> [Extracted entries]

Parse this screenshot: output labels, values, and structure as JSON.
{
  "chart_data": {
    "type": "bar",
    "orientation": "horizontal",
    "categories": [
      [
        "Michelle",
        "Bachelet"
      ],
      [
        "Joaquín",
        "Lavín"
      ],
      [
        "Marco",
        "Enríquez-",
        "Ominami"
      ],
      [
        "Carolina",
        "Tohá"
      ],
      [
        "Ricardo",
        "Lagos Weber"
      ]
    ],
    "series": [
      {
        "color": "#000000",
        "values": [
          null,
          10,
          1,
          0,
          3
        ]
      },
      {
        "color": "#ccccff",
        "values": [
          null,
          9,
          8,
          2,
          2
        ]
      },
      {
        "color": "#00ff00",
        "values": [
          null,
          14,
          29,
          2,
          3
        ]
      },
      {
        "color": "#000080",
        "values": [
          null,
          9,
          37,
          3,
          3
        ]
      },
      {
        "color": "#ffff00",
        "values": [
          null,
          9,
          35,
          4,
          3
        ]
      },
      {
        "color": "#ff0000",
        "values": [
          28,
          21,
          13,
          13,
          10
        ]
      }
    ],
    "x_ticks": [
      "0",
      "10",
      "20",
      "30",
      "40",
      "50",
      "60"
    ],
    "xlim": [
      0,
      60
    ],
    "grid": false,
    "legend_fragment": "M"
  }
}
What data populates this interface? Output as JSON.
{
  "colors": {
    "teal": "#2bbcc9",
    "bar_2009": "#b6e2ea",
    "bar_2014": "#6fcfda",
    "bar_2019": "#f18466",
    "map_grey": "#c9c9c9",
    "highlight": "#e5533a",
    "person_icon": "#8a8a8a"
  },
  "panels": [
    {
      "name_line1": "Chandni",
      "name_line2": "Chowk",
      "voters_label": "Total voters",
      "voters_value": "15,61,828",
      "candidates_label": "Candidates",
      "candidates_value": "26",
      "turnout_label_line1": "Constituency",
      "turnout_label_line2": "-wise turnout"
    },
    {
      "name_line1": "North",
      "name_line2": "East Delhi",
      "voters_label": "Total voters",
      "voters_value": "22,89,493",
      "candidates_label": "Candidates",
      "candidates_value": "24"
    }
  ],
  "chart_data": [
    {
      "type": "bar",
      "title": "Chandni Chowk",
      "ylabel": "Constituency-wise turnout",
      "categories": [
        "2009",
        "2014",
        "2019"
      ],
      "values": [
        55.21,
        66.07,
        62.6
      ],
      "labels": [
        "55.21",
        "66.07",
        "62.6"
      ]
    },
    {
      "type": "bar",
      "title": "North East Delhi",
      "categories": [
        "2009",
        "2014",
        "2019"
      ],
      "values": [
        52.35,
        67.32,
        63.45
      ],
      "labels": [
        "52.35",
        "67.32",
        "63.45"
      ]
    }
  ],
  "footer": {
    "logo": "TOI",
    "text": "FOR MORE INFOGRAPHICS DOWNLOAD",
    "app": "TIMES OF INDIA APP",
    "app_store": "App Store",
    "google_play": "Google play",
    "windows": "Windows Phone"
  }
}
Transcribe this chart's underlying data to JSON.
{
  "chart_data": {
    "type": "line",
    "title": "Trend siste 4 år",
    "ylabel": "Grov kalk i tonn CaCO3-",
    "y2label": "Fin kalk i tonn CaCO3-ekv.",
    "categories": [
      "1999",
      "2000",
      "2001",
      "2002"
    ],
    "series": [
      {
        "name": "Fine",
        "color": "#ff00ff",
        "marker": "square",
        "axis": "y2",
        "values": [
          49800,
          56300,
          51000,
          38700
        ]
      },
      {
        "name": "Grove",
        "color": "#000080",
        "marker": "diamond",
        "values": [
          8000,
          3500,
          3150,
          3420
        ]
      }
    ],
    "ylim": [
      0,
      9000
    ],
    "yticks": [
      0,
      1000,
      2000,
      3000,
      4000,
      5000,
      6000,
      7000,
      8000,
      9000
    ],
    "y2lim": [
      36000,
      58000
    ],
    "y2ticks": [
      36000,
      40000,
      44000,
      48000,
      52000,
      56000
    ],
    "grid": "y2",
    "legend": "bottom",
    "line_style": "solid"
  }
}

> [Task to complete]
Write out every entry word for word.

> [Task answer]
Parse this screenshot: output labels, values, and structure as JSON.
{
  "chart_data": {
    "type": "bar",
    "orientation": "horizontal",
    "categories": [
      [
        "Michelle",
        "Bachelet"
      ],
      [
        "Joaquín",
        "Lavín"
      ],
      [
        "Marco",
        "Enríquez-",
        "Ominami"
      ],
      [
        "Carolina",
        "Tohá"
      ],
      [
        "Ricardo",
        "Lagos Weber"
      ]
    ],
    "series": [
      {
        "color": "#000000",
        "values": [
          null,
          10,
          1,
          0,
          3
        ]
      },
      {
        "color": "#ccccff",
        "values": [
          null,
          9,
          8,
          2,
          2
        ]
      },
      {
        "color": "#00ff00",
        "values": [
          null,
          14,
          29,
          2,
          3
        ]
      },
      {
        "color": "#000080",
        "values": [
          null,
          9,
          37,
          3,
          3
        ]
      },
      {
        "color": "#ffff00",
        "values": [
          null,
          9,
          35,
          4,
          3
        ]
      },
      {
        "color": "#ff0000",
        "values": [
          28,
          21,
          13,
          13,
          10
        ]
      }
    ],
    "x_ticks": [
      "0",
      "10",
      "20",
      "30",
      "40",
      "50",
      "60"
    ],
    "xlim": [
      0,
      60
    ],
    "grid": false,
    "legend_fragment": "M"
  }
}
What data populates this interface? Output as JSON.
{
  "colors": {
    "teal": "#2bbcc9",
    "bar_2009": "#b6e2ea",
    "bar_2014": "#6fcfda",
    "bar_2019": "#f18466",
    "map_grey": "#c9c9c9",
    "highlight": "#e5533a",
    "person_icon": "#8a8a8a"
  },
  "panels": [
    {
      "name_line1": "Chandni",
      "name_line2": "Chowk",
      "voters_label": "Total voters",
      "voters_value": "15,61,828",
      "candidates_label": "Candidates",
      "candidates_value": "26",
      "turnout_label_line1": "Constituency",
      "turnout_label_line2": "-wise turnout"
    },
    {
      "name_line1": "North",
      "name_line2": "East Delhi",
      "voters_label": "Total voters",
      "voters_value": "22,89,493",
      "candidates_label": "Candidates",
      "candidates_value": "24"
    }
  ],
  "chart_data": [
    {
      "type": "bar",
      "title": "Chandni Chowk",
      "ylabel": "Constituency-wise turnout",
      "categories": [
        "2009",
        "2014",
        "2019"
      ],
      "values": [
        55.21,
        66.07,
        62.6
      ],
      "labels": [
        "55.21",
        "66.07",
        "62.6"
      ]
    },
    {
      "type": "bar",
      "title": "North East Delhi",
      "categories": [
        "2009",
        "2014",
        "2019"
      ],
      "values": [
        52.35,
        67.32,
        63.45
      ],
      "labels": [
        "52.35",
        "67.32",
        "63.45"
      ]
    }
  ],
  "footer": {
    "logo": "TOI",
    "text": "FOR MORE INFOGRAPHICS DOWNLOAD",
    "app": "TIMES OF INDIA APP",
    "app_store": "App Store",
    "google_play": "Google play",
    "windows": "Windows Phone"
  }
}
Transcribe this chart's underlying data to JSON.
{
  "chart_data": {
    "type": "line",
    "title": "Trend siste 4 år",
    "ylabel": "Grov kalk i tonn CaCO3-",
    "y2label": "Fin kalk i tonn CaCO3-ekv.",
    "categories": [
      "1999",
      "2000",
      "2001",
      "2002"
    ],
    "series": [
      {
        "name": "Fine",
        "color": "#ff00ff",
        "marker": "square",
        "axis": "y2",
        "values": [
          49800,
          56300,
          51000,
          38700
        ]
      },
      {
        "name": "Grove",
        "color": "#000080",
        "marker": "diamond",
        "values": [
          8000,
          3500,
          3150,
          3420
        ]
      }
    ],
    "ylim": [
      0,
      9000
    ],
    "yticks": [
      0,
      1000,
      2000,
      3000,
      4000,
      5000,
      6000,
      7000,
      8000,
      9000
    ],
    "y2lim": [
      36000,
      58000
    ],
    "y2ticks": [
      36000,
      40000,
      44000,
      48000,
      52000,
      56000
    ],
    "grid": "y2",
    "legend": "bottom",
    "line_style": "solid"
  }
}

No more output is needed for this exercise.